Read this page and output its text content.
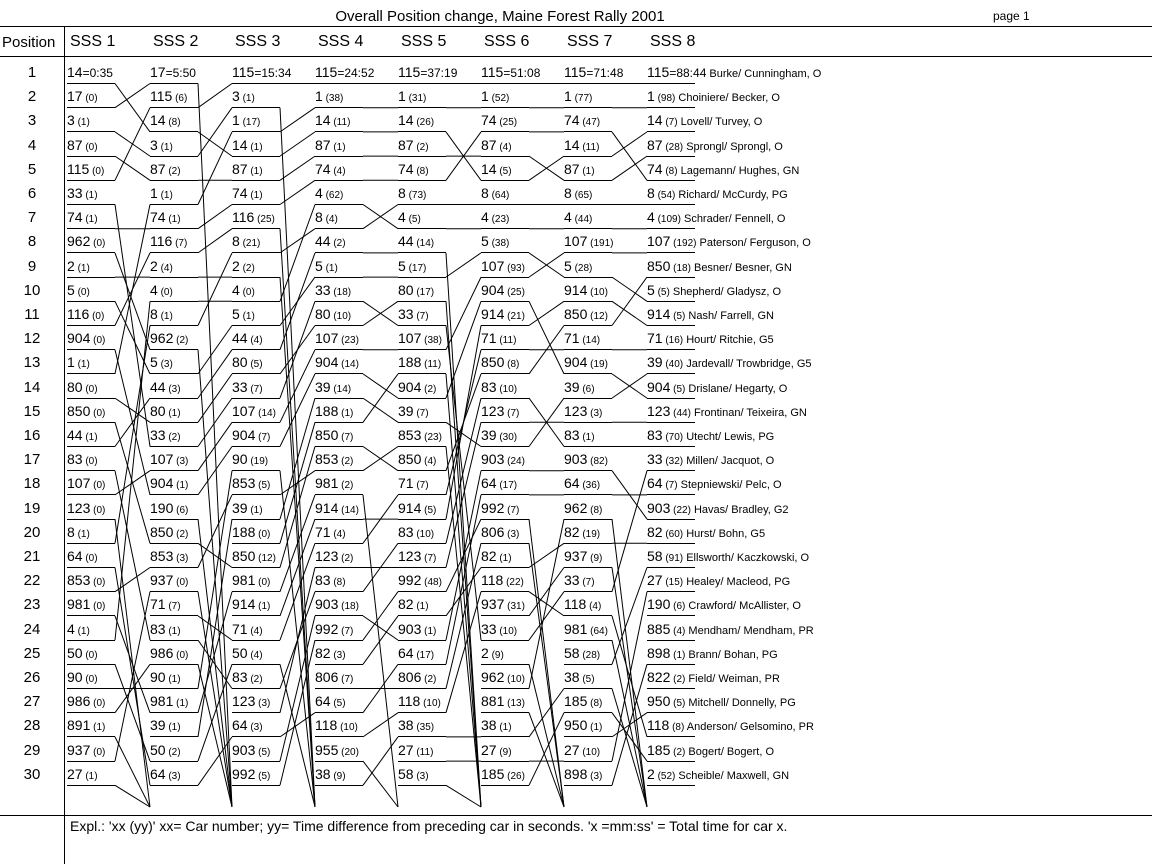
Overall Position change, Maine Forest Rally 2001	page 1
Position SSS 1 SSS 2 SSS 3 SSS 4 SSS 5 SSS 6 SSS 7 SSS 8
1
2
3
4
5
6
7
8
9
10
11
12
13
14
15
16
17
18
19
20
21
22
23
24
25
26
27
28
29
30
14=0:35
17 (0)
3 (1)
87 (0)
115 (0)
33 (1)
74 (1)
962 (0)
2 (1)
5 (0)
116 (0)
904 (0)
1 (1)
80 (0)
850 (0)
44 (1)
83 (0)
107 (0)
123 (0)
8 (1)
64 (0)
853 (0)
981 (0)
4 (1)
50 (0)
90 (0)
986 (0)
891 (1)
937 (0)
27 (1)
17=5:50
115 (6)
14 (8)
3 (1)
87 (2)
1 (1)
74 (1)
116 (7)
2 (4)
4 (0)
8 (1)
962 (2)
5 (3)
44 (3)
80 (1)
33 (2)
107 (3)
904 (1)
190 (6)
850 (2)
853 (3)
937 (0)
71 (7)
83 (1)
986 (0)
90 (1)
981 (1)
39 (1)
50 (2)
64 (3)
115=15:34
3 (1)
1 (17)
14 (1)
87 (1)
74 (1)
116 (25)
8 (21)
2 (2)
4 (0)
5 (1)
44 (4)
80 (5)
33 (7)
107 (14)
904 (7)
90 (19)
853 (5)
39 (1)
188 (0)
850 (12)
981 (0)
914 (1)
71 (4)
50 (4)
83 (2)
123 (3)
64 (3)
903 (5)
992 (5)
115=24:52
1 (38)
14 (11)
87 (1)
74 (4)
4 (62)
8 (4)
44 (2)
5 (1)
33 (18)
80 (10)
107 (23)
904 (14)
39 (14)
188 (1)
850 (7)
853 (2)
981 (2)
914 (14)
71 (4)
123 (2)
83 (8)
903 (18)
992 (7)
82 (3)
806 (7)
64 (5)
118 (10)
955 (20)
38 (9)
115=37:19
1 (31)
14 (26)
87 (2)
74 (8)
8 (73)
4 (5)
44 (14)
5 (17)
80 (17)
33 (7)
107 (38)
188 (11)
904 (2)
39 (7)
853 (23)
850 (4)
71 (7)
914 (5)
83 (10)
123 (7)
992 (48)
82 (1)
903 (1)
64 (17)
806 (2)
118 (10)
38 (35)
27 (11)
58 (3)
115=51:08
1 (52)
74 (25)
87 (4)
14 (5)
8 (64)
4 (23)
5 (38)
107 (93)
904 (25)
914 (21)
71 (11)
850 (8)
83 (10)
123 (7)
39 (30)
903 (24)
64 (17)
992 (7)
806 (3)
82 (1)
118 (22)
937 (31)
33 (10)
2 (9)
962 (10)
881 (13)
38 (1)
27 (9)
185 (26)
115=71:48
1 (77)
74 (47)
14 (11)
87 (1)
8 (65)
4 (44)
107 (191)
5 (28)
914 (10)
850 (12)
71 (14)
904 (19)
39 (6)
123 (3)
83 (1)
903 (82)
64 (36)
962 (8)
82 (19)
937 (9)
33 (7)
118 (4)
981 (64)
58 (28)
38 (5)
185 (8)
950 (1)
27 (10)
898 (3)
115=88:44 Burke/ Cunningham, O
1 (98) Choiniere/ Becker, O
14 (7) Lovell/ Turvey, O
87 (28) Sprongl/ Sprongl, O
74 (8) Lagemann/ Hughes, GN
8 (54) Richard/ McCurdy, PG
4 (109) Schrader/ Fennell, O
107 (192) Paterson/ Ferguson, O
850 (18) Besner/ Besner, GN
5 (5) Shepherd/ Gladysz, O
914 (5) Nash/ Farrell, GN
71 (16) Hourt/ Ritchie, G5
39 (40) Jardevall/ Trowbridge, G5
904 (5) Drislane/ Hegarty, O
123 (44) Frontinan/ Teixeira, GN
83 (70) Utecht/ Lewis, PG
33 (32) Millen/ Jacquot, O
64 (7) Stepniewski/ Pelc, O
903 (22) Havas/ Bradley, G2
82 (60) Hurst/ Bohn, G5
58 (91) Ellsworth/ Kaczkowski, O
27 (15) Healey/ Macleod, PG
190 (6) Crawford/ McAllister, O
885 (4) Mendham/ Mendham, PR
898 (1) Brann/ Bohan, PG
822 (2) Field/ Weiman, PR
950 (5) Mitchell/ Donnelly, PG
118 (8) Anderson/ Gelsomino, PR
185 (2) Bogert/ Bogert, O
2 (52) Scheible/ Maxwell, GN
Expl.: 'xx (yy)' xx= Car number; yy= Time difference from preceding car in seconds. 'x =mm:ss' = Total time for car x.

· · · · · · ·

> [Instruction]: Locate all lines in the listing above with the word "page". Copy them.

> [Output of the task]:
Read this page and output its text content.
Overall Position change, Maine Forest Rally 2001	page 1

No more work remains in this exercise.